══ Given information ══

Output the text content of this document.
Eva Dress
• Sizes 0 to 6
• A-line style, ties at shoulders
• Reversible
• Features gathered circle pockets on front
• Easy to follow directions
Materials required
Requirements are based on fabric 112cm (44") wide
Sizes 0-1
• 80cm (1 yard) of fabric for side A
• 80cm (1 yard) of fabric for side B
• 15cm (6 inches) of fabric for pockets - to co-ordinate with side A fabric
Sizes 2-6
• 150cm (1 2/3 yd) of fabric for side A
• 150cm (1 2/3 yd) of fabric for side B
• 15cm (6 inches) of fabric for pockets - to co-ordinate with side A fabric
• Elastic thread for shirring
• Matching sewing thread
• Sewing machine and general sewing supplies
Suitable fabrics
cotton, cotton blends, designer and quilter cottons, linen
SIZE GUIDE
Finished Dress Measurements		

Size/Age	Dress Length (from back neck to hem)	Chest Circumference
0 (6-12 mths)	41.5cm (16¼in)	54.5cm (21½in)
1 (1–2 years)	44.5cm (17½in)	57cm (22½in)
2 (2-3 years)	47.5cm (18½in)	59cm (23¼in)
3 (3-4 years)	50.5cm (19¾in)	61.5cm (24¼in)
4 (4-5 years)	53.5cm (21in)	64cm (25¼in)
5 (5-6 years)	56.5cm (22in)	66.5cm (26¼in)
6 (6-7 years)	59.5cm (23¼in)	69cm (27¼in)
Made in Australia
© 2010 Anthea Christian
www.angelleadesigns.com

═══
══ Given information ══

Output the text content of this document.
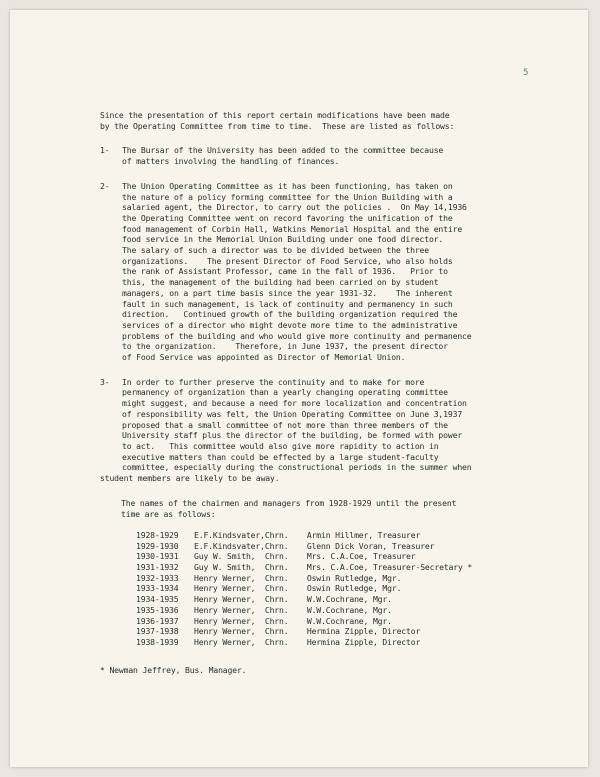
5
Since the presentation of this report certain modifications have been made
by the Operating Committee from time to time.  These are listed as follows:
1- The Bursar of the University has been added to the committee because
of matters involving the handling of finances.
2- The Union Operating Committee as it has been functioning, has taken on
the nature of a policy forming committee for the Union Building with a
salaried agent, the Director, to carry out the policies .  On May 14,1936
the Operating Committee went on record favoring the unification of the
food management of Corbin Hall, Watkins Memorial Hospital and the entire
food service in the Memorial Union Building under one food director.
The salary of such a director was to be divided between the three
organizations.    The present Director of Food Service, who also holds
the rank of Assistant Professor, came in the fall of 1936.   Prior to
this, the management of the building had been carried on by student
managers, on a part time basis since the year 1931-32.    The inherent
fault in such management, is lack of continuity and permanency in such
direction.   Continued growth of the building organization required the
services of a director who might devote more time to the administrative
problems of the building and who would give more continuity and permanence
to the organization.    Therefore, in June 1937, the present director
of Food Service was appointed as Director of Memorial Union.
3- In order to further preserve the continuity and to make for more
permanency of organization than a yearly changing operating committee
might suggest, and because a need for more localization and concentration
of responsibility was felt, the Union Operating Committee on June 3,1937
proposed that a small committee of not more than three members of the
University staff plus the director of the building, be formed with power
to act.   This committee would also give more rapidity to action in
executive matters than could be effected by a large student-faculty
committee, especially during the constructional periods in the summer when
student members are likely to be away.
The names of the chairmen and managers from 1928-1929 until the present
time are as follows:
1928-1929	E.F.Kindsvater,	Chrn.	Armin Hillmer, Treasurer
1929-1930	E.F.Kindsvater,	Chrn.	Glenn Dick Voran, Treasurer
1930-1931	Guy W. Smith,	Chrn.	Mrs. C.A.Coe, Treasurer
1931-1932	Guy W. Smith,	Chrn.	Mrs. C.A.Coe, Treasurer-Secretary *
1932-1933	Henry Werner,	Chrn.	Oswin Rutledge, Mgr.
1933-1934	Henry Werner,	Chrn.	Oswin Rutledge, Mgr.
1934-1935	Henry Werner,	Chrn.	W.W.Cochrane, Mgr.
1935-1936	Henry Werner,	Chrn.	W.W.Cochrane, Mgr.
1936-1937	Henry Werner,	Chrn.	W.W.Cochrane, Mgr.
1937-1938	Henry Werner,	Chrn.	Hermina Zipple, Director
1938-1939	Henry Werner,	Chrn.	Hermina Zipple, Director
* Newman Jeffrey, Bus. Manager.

═══

What is asked. Copy each line of the listing that holds the word "managers".

Exercise solution.
managers, on a part time basis since the year 1931-32.    The inherent
The names of the chairmen and managers from 1928-1929 until the present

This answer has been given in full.